SET PROBLEM:
Verbatim output of all the material below is required.

--- begin RECORD EXTRACTS ---

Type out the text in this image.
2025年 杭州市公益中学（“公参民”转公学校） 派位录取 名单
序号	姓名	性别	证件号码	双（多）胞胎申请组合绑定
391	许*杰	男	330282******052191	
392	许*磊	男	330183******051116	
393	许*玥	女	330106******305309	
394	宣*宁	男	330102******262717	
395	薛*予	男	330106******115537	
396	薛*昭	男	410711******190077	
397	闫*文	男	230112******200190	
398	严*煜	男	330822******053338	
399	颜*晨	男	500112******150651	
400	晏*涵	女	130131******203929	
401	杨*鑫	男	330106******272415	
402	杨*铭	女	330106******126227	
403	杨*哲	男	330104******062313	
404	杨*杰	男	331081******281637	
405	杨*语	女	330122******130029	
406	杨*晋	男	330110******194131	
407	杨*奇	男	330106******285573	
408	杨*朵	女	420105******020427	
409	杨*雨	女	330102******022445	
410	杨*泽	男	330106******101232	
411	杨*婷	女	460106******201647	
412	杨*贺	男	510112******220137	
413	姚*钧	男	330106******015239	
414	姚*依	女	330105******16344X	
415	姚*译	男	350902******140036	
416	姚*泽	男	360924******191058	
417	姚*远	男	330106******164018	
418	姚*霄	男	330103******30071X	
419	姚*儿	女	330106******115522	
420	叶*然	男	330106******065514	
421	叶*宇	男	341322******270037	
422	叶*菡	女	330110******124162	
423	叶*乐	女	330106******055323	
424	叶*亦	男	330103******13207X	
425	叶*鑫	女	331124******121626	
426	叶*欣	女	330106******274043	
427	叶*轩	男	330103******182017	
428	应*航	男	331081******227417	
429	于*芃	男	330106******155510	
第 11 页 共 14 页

--- end RECORD EXTRACTS ---

SOLUTION FOR THIS PROBLEM:
Type out the text in this image.
2025年 杭州市公益中学（“公参民”转公学校） 派位录取 名单
序号	姓名	性别	证件号码	双（多）胞胎申请组合绑定
391	许*杰	男	330282******052191	
392	许*磊	男	330183******051116	
393	许*玥	女	330106******305309	
394	宣*宁	男	330102******262717	
395	薛*予	男	330106******115537	
396	薛*昭	男	410711******190077	
397	闫*文	男	230112******200190	
398	严*煜	男	330822******053338	
399	颜*晨	男	500112******150651	
400	晏*涵	女	130131******203929	
401	杨*鑫	男	330106******272415	
402	杨*铭	女	330106******126227	
403	杨*哲	男	330104******062313	
404	杨*杰	男	331081******281637	
405	杨*语	女	330122******130029	
406	杨*晋	男	330110******194131	
407	杨*奇	男	330106******285573	
408	杨*朵	女	420105******020427	
409	杨*雨	女	330102******022445	
410	杨*泽	男	330106******101232	
411	杨*婷	女	460106******201647	
412	杨*贺	男	510112******220137	
413	姚*钧	男	330106******015239	
414	姚*依	女	330105******16344X	
415	姚*译	男	350902******140036	
416	姚*泽	男	360924******191058	
417	姚*远	男	330106******164018	
418	姚*霄	男	330103******30071X	
419	姚*儿	女	330106******115522	
420	叶*然	男	330106******065514	
421	叶*宇	男	341322******270037	
422	叶*菡	女	330110******124162	
423	叶*乐	女	330106******055323	
424	叶*亦	男	330103******13207X	
425	叶*鑫	女	331124******121626	
426	叶*欣	女	330106******274043	
427	叶*轩	男	330103******182017	
428	应*航	男	331081******227417	
429	于*芃	男	330106******155510	
第 11 页 共 14 页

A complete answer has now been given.